Records from a collection of figures
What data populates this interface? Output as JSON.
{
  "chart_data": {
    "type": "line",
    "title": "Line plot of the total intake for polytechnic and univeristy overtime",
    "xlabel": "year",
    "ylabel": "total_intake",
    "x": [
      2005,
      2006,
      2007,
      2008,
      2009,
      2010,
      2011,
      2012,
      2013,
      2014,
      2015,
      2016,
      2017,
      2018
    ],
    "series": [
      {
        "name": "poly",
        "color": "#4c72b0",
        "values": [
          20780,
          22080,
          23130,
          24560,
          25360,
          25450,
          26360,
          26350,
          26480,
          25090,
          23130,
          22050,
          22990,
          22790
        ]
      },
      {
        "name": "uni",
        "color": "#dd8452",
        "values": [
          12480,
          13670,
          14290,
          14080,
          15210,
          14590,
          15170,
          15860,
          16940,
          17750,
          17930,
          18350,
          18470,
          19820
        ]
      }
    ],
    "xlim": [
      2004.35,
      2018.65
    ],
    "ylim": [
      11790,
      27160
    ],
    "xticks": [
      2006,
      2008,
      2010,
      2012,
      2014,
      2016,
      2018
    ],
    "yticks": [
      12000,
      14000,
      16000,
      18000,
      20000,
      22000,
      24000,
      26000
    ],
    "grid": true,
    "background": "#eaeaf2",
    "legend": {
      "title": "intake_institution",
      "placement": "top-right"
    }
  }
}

GOAL -> Please copy out each record, character for character.

FINISHED EXERCISE ->
What data populates this interface? Output as JSON.
{
  "chart_data": {
    "type": "line",
    "title": "Line plot of the total intake for polytechnic and univeristy overtime",
    "xlabel": "year",
    "ylabel": "total_intake",
    "x": [
      2005,
      2006,
      2007,
      2008,
      2009,
      2010,
      2011,
      2012,
      2013,
      2014,
      2015,
      2016,
      2017,
      2018
    ],
    "series": [
      {
        "name": "poly",
        "color": "#4c72b0",
        "values": [
          20780,
          22080,
          23130,
          24560,
          25360,
          25450,
          26360,
          26350,
          26480,
          25090,
          23130,
          22050,
          22990,
          22790
        ]
      },
      {
        "name": "uni",
        "color": "#dd8452",
        "values": [
          12480,
          13670,
          14290,
          14080,
          15210,
          14590,
          15170,
          15860,
          16940,
          17750,
          17930,
          18350,
          18470,
          19820
        ]
      }
    ],
    "xlim": [
      2004.35,
      2018.65
    ],
    "ylim": [
      11790,
      27160
    ],
    "xticks": [
      2006,
      2008,
      2010,
      2012,
      2014,
      2016,
      2018
    ],
    "yticks": [
      12000,
      14000,
      16000,
      18000,
      20000,
      22000,
      24000,
      26000
    ],
    "grid": true,
    "background": "#eaeaf2",
    "legend": {
      "title": "intake_institution",
      "placement": "top-right"
    }
  }
}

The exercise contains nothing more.